Exercise details :: Switch "masala-label" to "issue-label" in everything from the line containing "Identify all the" down to the line containing "728, 219, 752]". Return only those lines, with nothing else altered.

Dataset rows ::
------------------------

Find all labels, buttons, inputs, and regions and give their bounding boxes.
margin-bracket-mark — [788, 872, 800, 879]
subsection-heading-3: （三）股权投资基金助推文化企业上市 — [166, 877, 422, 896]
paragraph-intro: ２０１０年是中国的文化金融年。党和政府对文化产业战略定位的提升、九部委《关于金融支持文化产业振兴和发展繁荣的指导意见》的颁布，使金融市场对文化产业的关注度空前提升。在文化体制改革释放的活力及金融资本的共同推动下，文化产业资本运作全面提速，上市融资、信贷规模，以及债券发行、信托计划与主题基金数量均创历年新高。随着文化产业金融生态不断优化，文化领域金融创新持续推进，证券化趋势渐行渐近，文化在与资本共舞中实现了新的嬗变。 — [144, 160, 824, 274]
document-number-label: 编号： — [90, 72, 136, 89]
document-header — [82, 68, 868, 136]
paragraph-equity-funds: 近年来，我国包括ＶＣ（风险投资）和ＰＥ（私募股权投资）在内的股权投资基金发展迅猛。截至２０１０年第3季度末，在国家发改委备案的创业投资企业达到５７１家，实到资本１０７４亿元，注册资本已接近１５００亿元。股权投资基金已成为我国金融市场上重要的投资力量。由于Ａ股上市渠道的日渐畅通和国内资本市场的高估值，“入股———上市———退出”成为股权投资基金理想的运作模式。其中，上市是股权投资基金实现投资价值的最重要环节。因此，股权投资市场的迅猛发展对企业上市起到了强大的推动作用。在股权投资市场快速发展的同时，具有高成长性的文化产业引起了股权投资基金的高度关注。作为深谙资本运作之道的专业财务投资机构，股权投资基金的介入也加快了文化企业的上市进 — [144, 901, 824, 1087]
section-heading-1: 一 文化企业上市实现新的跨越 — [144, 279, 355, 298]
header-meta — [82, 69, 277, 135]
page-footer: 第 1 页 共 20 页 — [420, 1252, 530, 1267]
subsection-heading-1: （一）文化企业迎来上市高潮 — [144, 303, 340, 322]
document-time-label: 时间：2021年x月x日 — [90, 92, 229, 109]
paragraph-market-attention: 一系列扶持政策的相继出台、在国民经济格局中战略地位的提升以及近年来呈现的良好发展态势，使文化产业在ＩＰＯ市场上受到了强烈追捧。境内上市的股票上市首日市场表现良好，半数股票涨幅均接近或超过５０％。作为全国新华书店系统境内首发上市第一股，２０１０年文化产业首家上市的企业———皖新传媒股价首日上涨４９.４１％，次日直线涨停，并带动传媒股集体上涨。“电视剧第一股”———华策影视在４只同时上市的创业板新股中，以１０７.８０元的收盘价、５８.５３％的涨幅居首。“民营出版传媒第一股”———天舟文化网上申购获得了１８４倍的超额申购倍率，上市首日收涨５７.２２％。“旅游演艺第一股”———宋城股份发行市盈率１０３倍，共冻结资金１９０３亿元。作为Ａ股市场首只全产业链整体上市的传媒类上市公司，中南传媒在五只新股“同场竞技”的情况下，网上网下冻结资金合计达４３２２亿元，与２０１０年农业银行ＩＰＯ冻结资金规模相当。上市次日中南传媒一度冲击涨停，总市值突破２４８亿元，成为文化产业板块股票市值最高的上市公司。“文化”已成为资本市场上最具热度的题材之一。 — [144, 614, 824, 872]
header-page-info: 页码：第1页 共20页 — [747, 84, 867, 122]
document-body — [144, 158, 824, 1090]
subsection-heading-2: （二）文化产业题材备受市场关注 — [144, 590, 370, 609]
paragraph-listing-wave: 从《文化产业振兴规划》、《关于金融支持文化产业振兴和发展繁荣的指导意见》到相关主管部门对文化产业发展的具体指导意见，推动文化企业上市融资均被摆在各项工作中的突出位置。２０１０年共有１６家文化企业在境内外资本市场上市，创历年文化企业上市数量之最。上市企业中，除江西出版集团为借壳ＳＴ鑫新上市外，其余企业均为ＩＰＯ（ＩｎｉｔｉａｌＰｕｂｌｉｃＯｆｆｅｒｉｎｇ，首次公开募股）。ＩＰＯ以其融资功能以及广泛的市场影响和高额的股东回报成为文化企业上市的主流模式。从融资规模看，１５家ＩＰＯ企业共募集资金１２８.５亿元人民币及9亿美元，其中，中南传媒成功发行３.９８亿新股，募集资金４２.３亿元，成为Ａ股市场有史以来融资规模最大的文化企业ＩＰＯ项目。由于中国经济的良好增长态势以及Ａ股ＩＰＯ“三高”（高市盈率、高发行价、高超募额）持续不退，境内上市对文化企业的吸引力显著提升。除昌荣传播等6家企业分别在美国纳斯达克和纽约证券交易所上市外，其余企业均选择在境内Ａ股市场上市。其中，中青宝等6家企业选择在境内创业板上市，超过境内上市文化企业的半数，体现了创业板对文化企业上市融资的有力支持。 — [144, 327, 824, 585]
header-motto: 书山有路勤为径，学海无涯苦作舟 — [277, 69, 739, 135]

------------------------

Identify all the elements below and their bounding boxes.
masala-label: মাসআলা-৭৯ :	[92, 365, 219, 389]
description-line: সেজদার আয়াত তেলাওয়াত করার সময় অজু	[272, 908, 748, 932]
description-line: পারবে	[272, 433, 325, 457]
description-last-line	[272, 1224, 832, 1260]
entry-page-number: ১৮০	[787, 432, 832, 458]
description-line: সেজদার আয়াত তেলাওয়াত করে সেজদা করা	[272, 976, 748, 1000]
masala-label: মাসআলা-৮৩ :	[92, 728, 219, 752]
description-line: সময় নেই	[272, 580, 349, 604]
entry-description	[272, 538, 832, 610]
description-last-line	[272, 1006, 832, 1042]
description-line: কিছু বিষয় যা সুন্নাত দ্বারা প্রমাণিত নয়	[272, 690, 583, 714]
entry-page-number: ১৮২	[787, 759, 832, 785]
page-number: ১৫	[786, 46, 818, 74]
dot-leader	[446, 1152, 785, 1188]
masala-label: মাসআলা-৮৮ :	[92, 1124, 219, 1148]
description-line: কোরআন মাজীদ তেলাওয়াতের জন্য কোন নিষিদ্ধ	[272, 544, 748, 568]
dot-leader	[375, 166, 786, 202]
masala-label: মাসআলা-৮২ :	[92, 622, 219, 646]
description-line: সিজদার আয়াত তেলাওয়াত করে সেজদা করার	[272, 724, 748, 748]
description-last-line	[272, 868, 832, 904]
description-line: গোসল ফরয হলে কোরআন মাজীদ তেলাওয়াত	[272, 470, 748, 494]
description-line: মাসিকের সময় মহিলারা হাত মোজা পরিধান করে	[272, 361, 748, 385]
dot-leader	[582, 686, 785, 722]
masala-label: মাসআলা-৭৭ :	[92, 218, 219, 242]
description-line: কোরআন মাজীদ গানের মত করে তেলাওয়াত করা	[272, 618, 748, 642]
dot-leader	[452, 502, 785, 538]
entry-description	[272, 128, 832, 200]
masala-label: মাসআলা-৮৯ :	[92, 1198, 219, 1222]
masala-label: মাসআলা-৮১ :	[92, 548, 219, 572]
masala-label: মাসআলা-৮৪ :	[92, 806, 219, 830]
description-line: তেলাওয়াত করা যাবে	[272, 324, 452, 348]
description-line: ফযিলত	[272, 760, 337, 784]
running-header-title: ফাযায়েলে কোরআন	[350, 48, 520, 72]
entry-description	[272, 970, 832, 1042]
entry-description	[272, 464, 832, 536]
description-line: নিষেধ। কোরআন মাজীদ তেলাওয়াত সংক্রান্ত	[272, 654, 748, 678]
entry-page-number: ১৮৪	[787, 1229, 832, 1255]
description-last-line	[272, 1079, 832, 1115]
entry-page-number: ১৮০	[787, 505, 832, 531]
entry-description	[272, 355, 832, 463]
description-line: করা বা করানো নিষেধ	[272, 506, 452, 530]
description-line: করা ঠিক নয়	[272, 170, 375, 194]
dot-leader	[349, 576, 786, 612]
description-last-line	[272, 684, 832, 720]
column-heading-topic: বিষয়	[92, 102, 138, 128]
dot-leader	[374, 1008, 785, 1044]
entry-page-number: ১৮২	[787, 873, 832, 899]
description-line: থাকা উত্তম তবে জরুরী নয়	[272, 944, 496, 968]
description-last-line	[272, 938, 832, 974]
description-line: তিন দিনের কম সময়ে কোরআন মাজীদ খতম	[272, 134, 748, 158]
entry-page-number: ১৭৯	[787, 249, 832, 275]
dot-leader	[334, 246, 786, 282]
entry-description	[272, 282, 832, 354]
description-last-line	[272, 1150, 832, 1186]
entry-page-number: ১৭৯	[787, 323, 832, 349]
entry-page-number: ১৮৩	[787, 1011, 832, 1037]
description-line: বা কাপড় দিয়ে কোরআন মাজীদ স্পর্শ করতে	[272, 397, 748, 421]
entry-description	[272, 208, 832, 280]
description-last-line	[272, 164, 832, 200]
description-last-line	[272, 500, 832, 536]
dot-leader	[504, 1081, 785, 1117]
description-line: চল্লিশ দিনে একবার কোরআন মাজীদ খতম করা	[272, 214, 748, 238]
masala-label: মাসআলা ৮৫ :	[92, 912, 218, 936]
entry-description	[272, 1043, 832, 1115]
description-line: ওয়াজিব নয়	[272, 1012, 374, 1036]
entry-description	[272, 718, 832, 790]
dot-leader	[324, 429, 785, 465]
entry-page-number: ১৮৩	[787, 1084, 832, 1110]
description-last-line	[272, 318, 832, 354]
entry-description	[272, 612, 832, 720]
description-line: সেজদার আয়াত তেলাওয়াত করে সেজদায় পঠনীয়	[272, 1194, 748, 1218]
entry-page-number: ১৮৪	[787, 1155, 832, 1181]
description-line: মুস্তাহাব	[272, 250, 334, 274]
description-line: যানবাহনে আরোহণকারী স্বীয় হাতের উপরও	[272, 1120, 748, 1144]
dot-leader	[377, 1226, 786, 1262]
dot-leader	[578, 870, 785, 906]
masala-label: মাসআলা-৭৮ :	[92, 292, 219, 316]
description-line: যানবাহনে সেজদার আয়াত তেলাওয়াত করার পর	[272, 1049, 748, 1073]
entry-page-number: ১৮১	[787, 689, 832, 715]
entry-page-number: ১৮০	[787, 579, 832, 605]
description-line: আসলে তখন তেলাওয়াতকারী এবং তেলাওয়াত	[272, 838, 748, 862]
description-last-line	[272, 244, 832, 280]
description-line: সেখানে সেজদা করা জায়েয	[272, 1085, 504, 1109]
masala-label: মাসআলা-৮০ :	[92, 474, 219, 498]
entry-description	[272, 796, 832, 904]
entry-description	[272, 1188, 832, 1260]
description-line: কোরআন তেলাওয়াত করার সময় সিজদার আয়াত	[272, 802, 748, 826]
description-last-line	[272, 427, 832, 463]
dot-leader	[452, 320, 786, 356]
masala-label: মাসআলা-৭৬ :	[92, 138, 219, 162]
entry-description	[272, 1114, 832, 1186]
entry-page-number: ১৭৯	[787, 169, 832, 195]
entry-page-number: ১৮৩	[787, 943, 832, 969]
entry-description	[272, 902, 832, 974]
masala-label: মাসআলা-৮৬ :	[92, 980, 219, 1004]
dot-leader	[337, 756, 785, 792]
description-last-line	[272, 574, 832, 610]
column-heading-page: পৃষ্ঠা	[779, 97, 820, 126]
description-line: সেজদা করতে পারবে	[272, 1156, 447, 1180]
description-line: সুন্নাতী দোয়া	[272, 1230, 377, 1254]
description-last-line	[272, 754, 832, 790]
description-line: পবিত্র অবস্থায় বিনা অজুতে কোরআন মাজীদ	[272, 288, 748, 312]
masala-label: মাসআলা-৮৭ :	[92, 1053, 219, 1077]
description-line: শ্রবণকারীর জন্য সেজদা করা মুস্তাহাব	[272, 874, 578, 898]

------------------------

The answer ::
Identify all the elements below and their bounding boxes.
issue-label: মাসআলা-৭৯ :	[92, 365, 219, 389]
description-line: সেজদার আয়াত তেলাওয়াত করার সময় অজু	[272, 908, 748, 932]
description-line: পারবে	[272, 433, 325, 457]
description-last-line	[272, 1224, 832, 1260]
entry-page-number: ১৮০	[787, 432, 832, 458]
description-line: সেজদার আয়াত তেলাওয়াত করে সেজদা করা	[272, 976, 748, 1000]
issue-label: মাসআলা-৮৩ :	[92, 728, 219, 752]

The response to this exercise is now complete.